### STATED EXERCISE
Return each entry exactly, omitting nothing.
--------
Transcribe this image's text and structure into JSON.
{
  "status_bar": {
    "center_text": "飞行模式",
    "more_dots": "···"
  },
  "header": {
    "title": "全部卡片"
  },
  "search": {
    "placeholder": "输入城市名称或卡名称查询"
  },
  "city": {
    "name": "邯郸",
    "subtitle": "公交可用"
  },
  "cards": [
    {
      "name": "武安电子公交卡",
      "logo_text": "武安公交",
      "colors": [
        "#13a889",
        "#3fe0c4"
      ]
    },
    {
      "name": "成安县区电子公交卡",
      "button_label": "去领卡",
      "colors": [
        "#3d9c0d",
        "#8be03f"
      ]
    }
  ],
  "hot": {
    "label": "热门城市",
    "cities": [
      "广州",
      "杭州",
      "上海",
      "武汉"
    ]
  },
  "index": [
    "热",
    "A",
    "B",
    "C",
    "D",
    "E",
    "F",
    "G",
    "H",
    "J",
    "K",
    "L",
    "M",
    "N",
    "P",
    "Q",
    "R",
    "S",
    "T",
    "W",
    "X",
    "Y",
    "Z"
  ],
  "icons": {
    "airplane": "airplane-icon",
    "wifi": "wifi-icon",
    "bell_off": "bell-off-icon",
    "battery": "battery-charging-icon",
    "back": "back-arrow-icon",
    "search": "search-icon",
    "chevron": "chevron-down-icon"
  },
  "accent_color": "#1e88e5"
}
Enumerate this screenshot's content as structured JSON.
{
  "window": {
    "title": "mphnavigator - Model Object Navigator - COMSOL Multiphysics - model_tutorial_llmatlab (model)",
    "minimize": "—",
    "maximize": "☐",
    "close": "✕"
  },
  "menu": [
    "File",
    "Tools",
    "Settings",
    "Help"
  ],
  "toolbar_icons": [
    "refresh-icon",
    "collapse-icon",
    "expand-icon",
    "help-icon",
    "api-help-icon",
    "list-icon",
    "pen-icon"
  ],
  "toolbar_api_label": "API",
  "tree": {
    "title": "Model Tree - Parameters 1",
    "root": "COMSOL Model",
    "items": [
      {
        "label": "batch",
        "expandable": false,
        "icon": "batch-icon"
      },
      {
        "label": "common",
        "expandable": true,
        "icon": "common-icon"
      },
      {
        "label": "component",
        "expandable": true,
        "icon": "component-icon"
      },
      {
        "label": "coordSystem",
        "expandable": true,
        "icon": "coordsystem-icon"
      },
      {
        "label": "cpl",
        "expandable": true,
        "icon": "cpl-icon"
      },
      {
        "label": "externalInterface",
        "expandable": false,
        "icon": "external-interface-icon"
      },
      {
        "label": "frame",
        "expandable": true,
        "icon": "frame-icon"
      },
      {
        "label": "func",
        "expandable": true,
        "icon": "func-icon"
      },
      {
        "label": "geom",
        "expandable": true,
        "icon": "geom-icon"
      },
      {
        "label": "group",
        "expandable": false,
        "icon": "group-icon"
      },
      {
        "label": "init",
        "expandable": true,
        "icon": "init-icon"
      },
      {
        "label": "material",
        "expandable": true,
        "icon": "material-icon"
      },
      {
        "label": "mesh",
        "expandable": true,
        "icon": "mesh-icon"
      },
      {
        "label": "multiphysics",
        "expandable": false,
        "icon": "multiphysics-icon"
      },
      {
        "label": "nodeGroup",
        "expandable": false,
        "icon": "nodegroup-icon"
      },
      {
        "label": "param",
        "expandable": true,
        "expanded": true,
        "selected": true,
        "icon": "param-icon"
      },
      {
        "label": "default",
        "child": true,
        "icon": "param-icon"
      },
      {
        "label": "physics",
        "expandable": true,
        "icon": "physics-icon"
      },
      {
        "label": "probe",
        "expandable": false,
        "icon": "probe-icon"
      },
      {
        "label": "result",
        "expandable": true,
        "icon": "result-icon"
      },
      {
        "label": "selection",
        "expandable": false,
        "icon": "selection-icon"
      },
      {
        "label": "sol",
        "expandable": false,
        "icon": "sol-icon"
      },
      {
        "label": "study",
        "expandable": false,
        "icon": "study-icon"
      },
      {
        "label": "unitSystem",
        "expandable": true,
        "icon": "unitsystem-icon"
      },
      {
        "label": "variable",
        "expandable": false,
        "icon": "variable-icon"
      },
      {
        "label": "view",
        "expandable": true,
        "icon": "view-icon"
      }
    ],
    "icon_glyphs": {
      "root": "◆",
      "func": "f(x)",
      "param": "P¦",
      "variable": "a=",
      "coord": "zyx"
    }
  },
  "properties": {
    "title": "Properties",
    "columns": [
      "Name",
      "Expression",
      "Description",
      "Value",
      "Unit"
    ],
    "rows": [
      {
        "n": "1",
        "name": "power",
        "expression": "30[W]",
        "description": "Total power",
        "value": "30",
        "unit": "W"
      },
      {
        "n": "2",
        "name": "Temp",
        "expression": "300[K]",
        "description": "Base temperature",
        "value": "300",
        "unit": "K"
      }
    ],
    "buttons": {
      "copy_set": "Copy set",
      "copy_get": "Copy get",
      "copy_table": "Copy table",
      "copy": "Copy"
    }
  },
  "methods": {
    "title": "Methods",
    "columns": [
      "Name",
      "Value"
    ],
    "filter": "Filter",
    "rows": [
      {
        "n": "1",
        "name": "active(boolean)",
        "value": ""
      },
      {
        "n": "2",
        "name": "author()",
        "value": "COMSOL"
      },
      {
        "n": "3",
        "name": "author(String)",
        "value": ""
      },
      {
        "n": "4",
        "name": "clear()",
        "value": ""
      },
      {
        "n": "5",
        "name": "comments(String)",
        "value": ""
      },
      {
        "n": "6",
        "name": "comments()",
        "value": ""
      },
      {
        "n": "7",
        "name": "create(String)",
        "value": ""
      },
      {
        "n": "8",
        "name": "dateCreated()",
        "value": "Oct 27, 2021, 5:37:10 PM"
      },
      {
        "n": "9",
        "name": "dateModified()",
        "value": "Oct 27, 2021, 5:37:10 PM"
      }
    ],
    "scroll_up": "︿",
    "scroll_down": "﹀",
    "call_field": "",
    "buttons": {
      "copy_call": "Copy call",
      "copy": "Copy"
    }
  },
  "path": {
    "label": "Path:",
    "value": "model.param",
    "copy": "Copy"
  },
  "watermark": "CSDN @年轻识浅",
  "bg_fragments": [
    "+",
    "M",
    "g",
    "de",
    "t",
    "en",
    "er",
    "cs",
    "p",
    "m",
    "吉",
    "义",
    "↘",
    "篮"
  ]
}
--------
### EXERCISE SOLUTION
Transcribe this image's text and structure into JSON.
{
  "status_bar": {
    "center_text": "飞行模式",
    "more_dots": "···"
  },
  "header": {
    "title": "全部卡片"
  },
  "search": {
    "placeholder": "输入城市名称或卡名称查询"
  },
  "city": {
    "name": "邯郸",
    "subtitle": "公交可用"
  },
  "cards": [
    {
      "name": "武安电子公交卡",
      "logo_text": "武安公交",
      "colors": [
        "#13a889",
        "#3fe0c4"
      ]
    },
    {
      "name": "成安县区电子公交卡",
      "button_label": "去领卡",
      "colors": [
        "#3d9c0d",
        "#8be03f"
      ]
    }
  ],
  "hot": {
    "label": "热门城市",
    "cities": [
      "广州",
      "杭州",
      "上海",
      "武汉"
    ]
  },
  "index": [
    "热",
    "A",
    "B",
    "C",
    "D",
    "E",
    "F",
    "G",
    "H",
    "J",
    "K",
    "L",
    "M",
    "N",
    "P",
    "Q",
    "R",
    "S",
    "T",
    "W",
    "X",
    "Y",
    "Z"
  ],
  "icons": {
    "airplane": "airplane-icon",
    "wifi": "wifi-icon",
    "bell_off": "bell-off-icon",
    "battery": "battery-charging-icon",
    "back": "back-arrow-icon",
    "search": "search-icon",
    "chevron": "chevron-down-icon"
  },
  "accent_color": "#1e88e5"
}
Enumerate this screenshot's content as structured JSON.
{
  "window": {
    "title": "mphnavigator - Model Object Navigator - COMSOL Multiphysics - model_tutorial_llmatlab (model)",
    "minimize": "—",
    "maximize": "☐",
    "close": "✕"
  },
  "menu": [
    "File",
    "Tools",
    "Settings",
    "Help"
  ],
  "toolbar_icons": [
    "refresh-icon",
    "collapse-icon",
    "expand-icon",
    "help-icon",
    "api-help-icon",
    "list-icon",
    "pen-icon"
  ],
  "toolbar_api_label": "API",
  "tree": {
    "title": "Model Tree - Parameters 1",
    "root": "COMSOL Model",
    "items": [
      {
        "label": "batch",
        "expandable": false,
        "icon": "batch-icon"
      },
      {
        "label": "common",
        "expandable": true,
        "icon": "common-icon"
      },
      {
        "label": "component",
        "expandable": true,
        "icon": "component-icon"
      },
      {
        "label": "coordSystem",
        "expandable": true,
        "icon": "coordsystem-icon"
      },
      {
        "label": "cpl",
        "expandable": true,
        "icon": "cpl-icon"
      },
      {
        "label": "externalInterface",
        "expandable": false,
        "icon": "external-interface-icon"
      },
      {
        "label": "frame",
        "expandable": true,
        "icon": "frame-icon"
      },
      {
        "label": "func",
        "expandable": true,
        "icon": "func-icon"
      },
      {
        "label": "geom",
        "expandable": true,
        "icon": "geom-icon"
      },
      {
        "label": "group",
        "expandable": false,
        "icon": "group-icon"
      },
      {
        "label": "init",
        "expandable": true,
        "icon": "init-icon"
      },
      {
        "label": "material",
        "expandable": true,
        "icon": "material-icon"
      },
      {
        "label": "mesh",
        "expandable": true,
        "icon": "mesh-icon"
      },
      {
        "label": "multiphysics",
        "expandable": false,
        "icon": "multiphysics-icon"
      },
      {
        "label": "nodeGroup",
        "expandable": false,
        "icon": "nodegroup-icon"
      },
      {
        "label": "param",
        "expandable": true,
        "expanded": true,
        "selected": true,
        "icon": "param-icon"
      },
      {
        "label": "default",
        "child": true,
        "icon": "param-icon"
      },
      {
        "label": "physics",
        "expandable": true,
        "icon": "physics-icon"
      },
      {
        "label": "probe",
        "expandable": false,
        "icon": "probe-icon"
      },
      {
        "label": "result",
        "expandable": true,
        "icon": "result-icon"
      },
      {
        "label": "selection",
        "expandable": false,
        "icon": "selection-icon"
      },
      {
        "label": "sol",
        "expandable": false,
        "icon": "sol-icon"
      },
      {
        "label": "study",
        "expandable": false,
        "icon": "study-icon"
      },
      {
        "label": "unitSystem",
        "expandable": true,
        "icon": "unitsystem-icon"
      },
      {
        "label": "variable",
        "expandable": false,
        "icon": "variable-icon"
      },
      {
        "label": "view",
        "expandable": true,
        "icon": "view-icon"
      }
    ],
    "icon_glyphs": {
      "root": "◆",
      "func": "f(x)",
      "param": "P¦",
      "variable": "a=",
      "coord": "zyx"
    }
  },
  "properties": {
    "title": "Properties",
    "columns": [
      "Name",
      "Expression",
      "Description",
      "Value",
      "Unit"
    ],
    "rows": [
      {
        "n": "1",
        "name": "power",
        "expression": "30[W]",
        "description": "Total power",
        "value": "30",
        "unit": "W"
      },
      {
        "n": "2",
        "name": "Temp",
        "expression": "300[K]",
        "description": "Base temperature",
        "value": "300",
        "unit": "K"
      }
    ],
    "buttons": {
      "copy_set": "Copy set",
      "copy_get": "Copy get",
      "copy_table": "Copy table",
      "copy": "Copy"
    }
  },
  "methods": {
    "title": "Methods",
    "columns": [
      "Name",
      "Value"
    ],
    "filter": "Filter",
    "rows": [
      {
        "n": "1",
        "name": "active(boolean)",
        "value": ""
      },
      {
        "n": "2",
        "name": "author()",
        "value": "COMSOL"
      },
      {
        "n": "3",
        "name": "author(String)",
        "value": ""
      },
      {
        "n": "4",
        "name": "clear()",
        "value": ""
      },
      {
        "n": "5",
        "name": "comments(String)",
        "value": ""
      },
      {
        "n": "6",
        "name": "comments()",
        "value": ""
      },
      {
        "n": "7",
        "name": "create(String)",
        "value": ""
      },
      {
        "n": "8",
        "name": "dateCreated()",
        "value": "Oct 27, 2021, 5:37:10 PM"
      },
      {
        "n": "9",
        "name": "dateModified()",
        "value": "Oct 27, 2021, 5:37:10 PM"
      }
    ],
    "scroll_up": "︿",
    "scroll_down": "﹀",
    "call_field": "",
    "buttons": {
      "copy_call": "Copy call",
      "copy": "Copy"
    }
  },
  "path": {
    "label": "Path:",
    "value": "model.param",
    "copy": "Copy"
  },
  "watermark": "CSDN @年轻识浅",
  "bg_fragments": [
    "+",
    "M",
    "g",
    "de",
    "t",
    "en",
    "er",
    "cs",
    "p",
    "m",
    "吉",
    "义",
    "↘",
    "篮"
  ]
}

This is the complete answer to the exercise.